** THE RECORDS **
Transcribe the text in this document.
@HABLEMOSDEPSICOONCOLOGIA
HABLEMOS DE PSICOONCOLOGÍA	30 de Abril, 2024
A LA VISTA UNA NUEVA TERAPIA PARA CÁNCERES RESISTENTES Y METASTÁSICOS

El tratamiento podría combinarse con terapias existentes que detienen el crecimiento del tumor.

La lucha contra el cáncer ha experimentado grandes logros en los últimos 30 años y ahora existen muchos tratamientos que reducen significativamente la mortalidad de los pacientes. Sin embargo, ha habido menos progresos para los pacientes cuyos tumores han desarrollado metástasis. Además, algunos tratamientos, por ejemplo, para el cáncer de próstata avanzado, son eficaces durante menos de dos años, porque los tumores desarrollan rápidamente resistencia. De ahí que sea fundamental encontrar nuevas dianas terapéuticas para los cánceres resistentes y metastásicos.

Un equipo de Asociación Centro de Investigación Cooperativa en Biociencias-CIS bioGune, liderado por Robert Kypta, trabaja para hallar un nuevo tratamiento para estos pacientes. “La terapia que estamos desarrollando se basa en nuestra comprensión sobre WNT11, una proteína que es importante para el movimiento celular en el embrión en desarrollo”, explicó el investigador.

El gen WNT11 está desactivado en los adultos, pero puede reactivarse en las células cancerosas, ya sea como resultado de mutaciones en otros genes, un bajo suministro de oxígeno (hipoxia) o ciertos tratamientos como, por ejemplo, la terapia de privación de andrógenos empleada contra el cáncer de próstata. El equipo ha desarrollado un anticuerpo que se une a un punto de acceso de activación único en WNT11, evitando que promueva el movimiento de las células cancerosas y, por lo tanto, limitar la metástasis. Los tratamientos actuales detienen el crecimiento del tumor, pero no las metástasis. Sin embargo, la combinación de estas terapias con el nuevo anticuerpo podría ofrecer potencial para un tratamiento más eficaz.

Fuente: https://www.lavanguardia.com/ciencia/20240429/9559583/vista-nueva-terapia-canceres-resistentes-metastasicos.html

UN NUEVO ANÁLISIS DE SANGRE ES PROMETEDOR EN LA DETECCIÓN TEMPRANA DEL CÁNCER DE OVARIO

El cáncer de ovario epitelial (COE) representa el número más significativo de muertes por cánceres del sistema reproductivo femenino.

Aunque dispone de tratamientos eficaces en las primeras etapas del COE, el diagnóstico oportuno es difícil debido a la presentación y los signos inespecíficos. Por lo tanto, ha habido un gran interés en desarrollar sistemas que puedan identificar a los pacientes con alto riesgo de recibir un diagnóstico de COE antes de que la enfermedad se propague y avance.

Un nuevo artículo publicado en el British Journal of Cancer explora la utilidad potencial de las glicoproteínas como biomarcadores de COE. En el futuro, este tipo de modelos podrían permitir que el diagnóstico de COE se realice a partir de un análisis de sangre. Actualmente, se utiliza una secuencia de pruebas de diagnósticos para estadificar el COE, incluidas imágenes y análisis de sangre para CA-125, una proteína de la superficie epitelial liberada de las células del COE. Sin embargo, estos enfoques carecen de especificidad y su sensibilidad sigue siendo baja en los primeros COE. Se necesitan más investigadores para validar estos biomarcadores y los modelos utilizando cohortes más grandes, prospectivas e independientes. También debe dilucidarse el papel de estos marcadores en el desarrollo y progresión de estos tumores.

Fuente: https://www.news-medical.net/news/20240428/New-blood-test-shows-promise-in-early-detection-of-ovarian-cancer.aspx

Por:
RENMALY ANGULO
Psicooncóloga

** WHAT IS REQUIRED **
Every line above should be transcribed exactly.

** ANSWER **
Transcribe the text in this document.
@HABLEMOSDEPSICOONCOLOGIA
HABLEMOS DE PSICOONCOLOGÍA	30 de Abril, 2024
A LA VISTA UNA NUEVA TERAPIA PARA CÁNCERES RESISTENTES Y METASTÁSICOS

El tratamiento podría combinarse con terapias existentes que detienen el crecimiento del tumor.

La lucha contra el cáncer ha experimentado grandes logros en los últimos 30 años y ahora existen muchos tratamientos que reducen significativamente la mortalidad de los pacientes. Sin embargo, ha habido menos progresos para los pacientes cuyos tumores han desarrollado metástasis. Además, algunos tratamientos, por ejemplo, para el cáncer de próstata avanzado, son eficaces durante menos de dos años, porque los tumores desarrollan rápidamente resistencia. De ahí que sea fundamental encontrar nuevas dianas terapéuticas para los cánceres resistentes y metastásicos.

Un equipo de Asociación Centro de Investigación Cooperativa en Biociencias-CIS bioGune, liderado por Robert Kypta, trabaja para hallar un nuevo tratamiento para estos pacientes. “La terapia que estamos desarrollando se basa en nuestra comprensión sobre WNT11, una proteína que es importante para el movimiento celular en el embrión en desarrollo”, explicó el investigador.

El gen WNT11 está desactivado en los adultos, pero puede reactivarse en las células cancerosas, ya sea como resultado de mutaciones en otros genes, un bajo suministro de oxígeno (hipoxia) o ciertos tratamientos como, por ejemplo, la terapia de privación de andrógenos empleada contra el cáncer de próstata. El equipo ha desarrollado un anticuerpo que se une a un punto de acceso de activación único en WNT11, evitando que promueva el movimiento de las células cancerosas y, por lo tanto, limitar la metástasis. Los tratamientos actuales detienen el crecimiento del tumor, pero no las metástasis. Sin embargo, la combinación de estas terapias con el nuevo anticuerpo podría ofrecer potencial para un tratamiento más eficaz.

Fuente: https://www.lavanguardia.com/ciencia/20240429/9559583/vista-nueva-terapia-canceres-resistentes-metastasicos.html

UN NUEVO ANÁLISIS DE SANGRE ES PROMETEDOR EN LA DETECCIÓN TEMPRANA DEL CÁNCER DE OVARIO

El cáncer de ovario epitelial (COE) representa el número más significativo de muertes por cánceres del sistema reproductivo femenino.

Aunque dispone de tratamientos eficaces en las primeras etapas del COE, el diagnóstico oportuno es difícil debido a la presentación y los signos inespecíficos. Por lo tanto, ha habido un gran interés en desarrollar sistemas que puedan identificar a los pacientes con alto riesgo de recibir un diagnóstico de COE antes de que la enfermedad se propague y avance.

Un nuevo artículo publicado en el British Journal of Cancer explora la utilidad potencial de las glicoproteínas como biomarcadores de COE. En el futuro, este tipo de modelos podrían permitir que el diagnóstico de COE se realice a partir de un análisis de sangre. Actualmente, se utiliza una secuencia de pruebas de diagnósticos para estadificar el COE, incluidas imágenes y análisis de sangre para CA-125, una proteína de la superficie epitelial liberada de las células del COE. Sin embargo, estos enfoques carecen de especificidad y su sensibilidad sigue siendo baja en los primeros COE. Se necesitan más investigadores para validar estos biomarcadores y los modelos utilizando cohortes más grandes, prospectivas e independientes. También debe dilucidarse el papel de estos marcadores en el desarrollo y progresión de estos tumores.

Fuente: https://www.news-medical.net/news/20240428/New-blood-test-shows-promise-in-early-detection-of-ovarian-cancer.aspx

Por:
RENMALY ANGULO
Psicooncóloga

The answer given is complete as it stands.